(Extracted records)
= = = = = = =

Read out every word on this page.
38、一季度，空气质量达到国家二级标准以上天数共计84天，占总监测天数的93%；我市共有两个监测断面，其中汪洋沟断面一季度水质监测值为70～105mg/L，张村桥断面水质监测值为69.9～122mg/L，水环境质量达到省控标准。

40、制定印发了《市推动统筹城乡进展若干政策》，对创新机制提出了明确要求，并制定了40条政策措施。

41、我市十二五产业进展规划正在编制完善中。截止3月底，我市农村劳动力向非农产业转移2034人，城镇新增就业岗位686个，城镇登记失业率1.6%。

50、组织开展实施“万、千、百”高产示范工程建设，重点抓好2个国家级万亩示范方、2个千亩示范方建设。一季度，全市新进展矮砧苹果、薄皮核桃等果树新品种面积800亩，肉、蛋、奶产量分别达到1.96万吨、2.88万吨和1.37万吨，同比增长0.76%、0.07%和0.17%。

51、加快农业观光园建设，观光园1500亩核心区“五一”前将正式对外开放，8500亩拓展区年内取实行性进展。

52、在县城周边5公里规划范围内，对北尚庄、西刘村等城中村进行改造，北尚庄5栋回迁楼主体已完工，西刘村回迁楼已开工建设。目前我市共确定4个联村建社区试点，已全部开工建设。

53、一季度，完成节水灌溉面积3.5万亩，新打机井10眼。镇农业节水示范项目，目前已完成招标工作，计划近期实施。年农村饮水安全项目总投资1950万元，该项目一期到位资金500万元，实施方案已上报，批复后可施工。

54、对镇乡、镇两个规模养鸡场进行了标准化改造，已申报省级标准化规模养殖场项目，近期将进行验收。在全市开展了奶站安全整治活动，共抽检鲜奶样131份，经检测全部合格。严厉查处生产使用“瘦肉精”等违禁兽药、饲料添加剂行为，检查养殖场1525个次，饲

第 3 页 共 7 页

= = = = = = =

▸ EXERCISE OBJECTIVE:
Write out every record, exactly as written.

▸ WORKED SOLUTION:
Read out every word on this page.
38、一季度，空气质量达到国家二级标准以上天数共计84天，占总监测天数的93%；我市共有两个监测断面，其中汪洋沟断面一季度水质监测值为70～105mg/L，张村桥断面水质监测值为69.9～122mg/L，水环境质量达到省控标准。

40、制定印发了《市推动统筹城乡进展若干政策》，对创新机制提出了明确要求，并制定了40条政策措施。

41、我市十二五产业进展规划正在编制完善中。截止3月底，我市农村劳动力向非农产业转移2034人，城镇新增就业岗位686个，城镇登记失业率1.6%。

50、组织开展实施“万、千、百”高产示范工程建设，重点抓好2个国家级万亩示范方、2个千亩示范方建设。一季度，全市新进展矮砧苹果、薄皮核桃等果树新品种面积800亩，肉、蛋、奶产量分别达到1.96万吨、2.88万吨和1.37万吨，同比增长0.76%、0.07%和0.17%。

51、加快农业观光园建设，观光园1500亩核心区“五一”前将正式对外开放，8500亩拓展区年内取实行性进展。

52、在县城周边5公里规划范围内，对北尚庄、西刘村等城中村进行改造，北尚庄5栋回迁楼主体已完工，西刘村回迁楼已开工建设。目前我市共确定4个联村建社区试点，已全部开工建设。

53、一季度，完成节水灌溉面积3.5万亩，新打机井10眼。镇农业节水示范项目，目前已完成招标工作，计划近期实施。年农村饮水安全项目总投资1950万元，该项目一期到位资金500万元，实施方案已上报，批复后可施工。

54、对镇乡、镇两个规模养鸡场进行了标准化改造，已申报省级标准化规模养殖场项目，近期将进行验收。在全市开展了奶站安全整治活动，共抽检鲜奶样131份，经检测全部合格。严厉查处生产使用“瘦肉精”等违禁兽药、饲料添加剂行为，检查养殖场1525个次，饲

第 3 页 共 7 页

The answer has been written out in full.